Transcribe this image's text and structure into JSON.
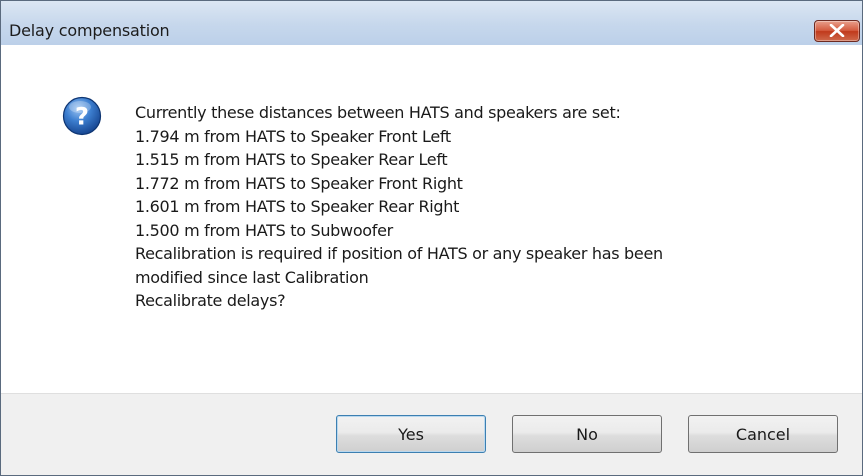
{
  "window": {
    "title": "Delay compensation"
  },
  "icons": {
    "dialog_icon": "question-icon",
    "close_icon": "close-icon"
  },
  "message": {
    "lines": [
      "Currently these distances between HATS and speakers are set:",
      "1.794 m from HATS to Speaker Front Left",
      "1.515 m from HATS to Speaker Rear Left",
      "1.772 m from HATS to Speaker Front Right",
      "1.601 m from HATS to Speaker Rear Right",
      "1.500 m from HATS to Subwoofer",
      "Recalibration is required if position of HATS or any speaker has been",
      "modified since last Calibration",
      "Recalibrate delays?"
    ]
  },
  "buttons": {
    "yes": "Yes",
    "no": "No",
    "cancel": "Cancel"
  },
  "colors": {
    "titlebar": "#c6d7ec",
    "close_button": "#c0391b",
    "footer": "#f0f0f0",
    "question_icon": "#1f5cae"
  }
}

## [What you should do]
Nothing in the entries should change as you copy them, except that the pictures are left out.

## [The result]
Transcribe this image's text and structure into JSON.
{
  "window": {
    "title": "Delay compensation"
  },
  "icons": {
    "dialog_icon": "question-icon",
    "close_icon": "close-icon"
  },
  "message": {
    "lines": [
      "Currently these distances between HATS and speakers are set:",
      "1.794 m from HATS to Speaker Front Left",
      "1.515 m from HATS to Speaker Rear Left",
      "1.772 m from HATS to Speaker Front Right",
      "1.601 m from HATS to Speaker Rear Right",
      "1.500 m from HATS to Subwoofer",
      "Recalibration is required if position of HATS or any speaker has been",
      "modified since last Calibration",
      "Recalibrate delays?"
    ]
  },
  "buttons": {
    "yes": "Yes",
    "no": "No",
    "cancel": "Cancel"
  },
  "colors": {
    "titlebar": "#c6d7ec",
    "close_button": "#c0391b",
    "footer": "#f0f0f0",
    "question_icon": "#1f5cae"
  }
}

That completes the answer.